DIRECTIVE
Pull every line with the word "image" out of the entries below.

(Stored dataset items)
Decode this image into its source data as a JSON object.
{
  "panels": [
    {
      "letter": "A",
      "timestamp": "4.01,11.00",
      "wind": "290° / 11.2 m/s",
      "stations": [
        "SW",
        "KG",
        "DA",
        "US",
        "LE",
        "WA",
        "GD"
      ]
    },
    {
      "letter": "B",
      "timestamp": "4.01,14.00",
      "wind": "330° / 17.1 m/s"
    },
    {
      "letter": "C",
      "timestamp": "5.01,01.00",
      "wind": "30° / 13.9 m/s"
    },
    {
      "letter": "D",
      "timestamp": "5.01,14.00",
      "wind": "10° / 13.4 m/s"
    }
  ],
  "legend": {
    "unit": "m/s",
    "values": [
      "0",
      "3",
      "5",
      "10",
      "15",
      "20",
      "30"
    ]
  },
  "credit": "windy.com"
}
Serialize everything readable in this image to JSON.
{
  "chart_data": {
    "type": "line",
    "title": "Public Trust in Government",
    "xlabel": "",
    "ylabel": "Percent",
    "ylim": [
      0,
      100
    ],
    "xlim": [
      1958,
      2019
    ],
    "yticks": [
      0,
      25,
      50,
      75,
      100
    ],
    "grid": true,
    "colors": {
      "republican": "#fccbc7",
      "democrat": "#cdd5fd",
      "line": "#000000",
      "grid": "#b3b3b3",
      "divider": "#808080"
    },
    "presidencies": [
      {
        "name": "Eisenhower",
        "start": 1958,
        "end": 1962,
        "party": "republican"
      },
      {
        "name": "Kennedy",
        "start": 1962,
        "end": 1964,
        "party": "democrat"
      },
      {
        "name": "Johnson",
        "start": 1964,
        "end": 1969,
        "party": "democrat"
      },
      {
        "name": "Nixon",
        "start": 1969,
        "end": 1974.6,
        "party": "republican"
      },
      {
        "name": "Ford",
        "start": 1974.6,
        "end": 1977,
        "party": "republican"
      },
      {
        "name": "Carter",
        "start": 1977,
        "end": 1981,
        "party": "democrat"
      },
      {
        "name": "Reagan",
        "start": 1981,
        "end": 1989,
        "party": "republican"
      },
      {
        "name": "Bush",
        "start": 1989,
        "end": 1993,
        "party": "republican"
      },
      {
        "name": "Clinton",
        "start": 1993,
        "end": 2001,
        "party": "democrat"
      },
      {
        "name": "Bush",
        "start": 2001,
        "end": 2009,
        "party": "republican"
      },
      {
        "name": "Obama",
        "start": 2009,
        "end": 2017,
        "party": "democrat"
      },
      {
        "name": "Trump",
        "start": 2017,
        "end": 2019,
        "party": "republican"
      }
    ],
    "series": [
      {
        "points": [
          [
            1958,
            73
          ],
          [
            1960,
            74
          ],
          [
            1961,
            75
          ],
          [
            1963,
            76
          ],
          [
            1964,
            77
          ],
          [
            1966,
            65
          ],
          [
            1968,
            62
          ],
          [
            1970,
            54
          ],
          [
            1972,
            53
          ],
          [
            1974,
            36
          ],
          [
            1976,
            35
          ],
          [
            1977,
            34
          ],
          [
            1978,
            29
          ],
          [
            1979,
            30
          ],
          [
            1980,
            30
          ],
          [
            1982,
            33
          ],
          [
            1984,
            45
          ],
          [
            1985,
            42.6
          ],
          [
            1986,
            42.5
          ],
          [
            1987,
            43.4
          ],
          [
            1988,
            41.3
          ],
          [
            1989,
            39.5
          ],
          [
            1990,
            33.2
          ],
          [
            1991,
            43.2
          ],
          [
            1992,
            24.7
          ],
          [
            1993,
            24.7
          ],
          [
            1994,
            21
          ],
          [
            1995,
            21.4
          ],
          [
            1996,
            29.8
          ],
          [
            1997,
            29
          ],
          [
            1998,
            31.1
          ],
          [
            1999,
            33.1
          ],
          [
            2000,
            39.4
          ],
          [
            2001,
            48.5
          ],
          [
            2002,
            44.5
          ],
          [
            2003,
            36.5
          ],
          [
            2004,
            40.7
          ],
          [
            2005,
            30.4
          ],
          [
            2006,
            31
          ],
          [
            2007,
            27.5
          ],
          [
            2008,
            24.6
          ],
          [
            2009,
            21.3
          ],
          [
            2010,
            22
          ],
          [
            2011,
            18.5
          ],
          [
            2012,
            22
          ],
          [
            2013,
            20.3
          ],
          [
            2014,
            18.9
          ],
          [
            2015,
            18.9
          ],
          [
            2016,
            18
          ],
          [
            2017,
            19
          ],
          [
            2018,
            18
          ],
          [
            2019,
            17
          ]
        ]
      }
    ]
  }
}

EXERCISE SOLUTION
Decode this image into its source data as a JSON object.
Serialize everything readable in this image to JSON.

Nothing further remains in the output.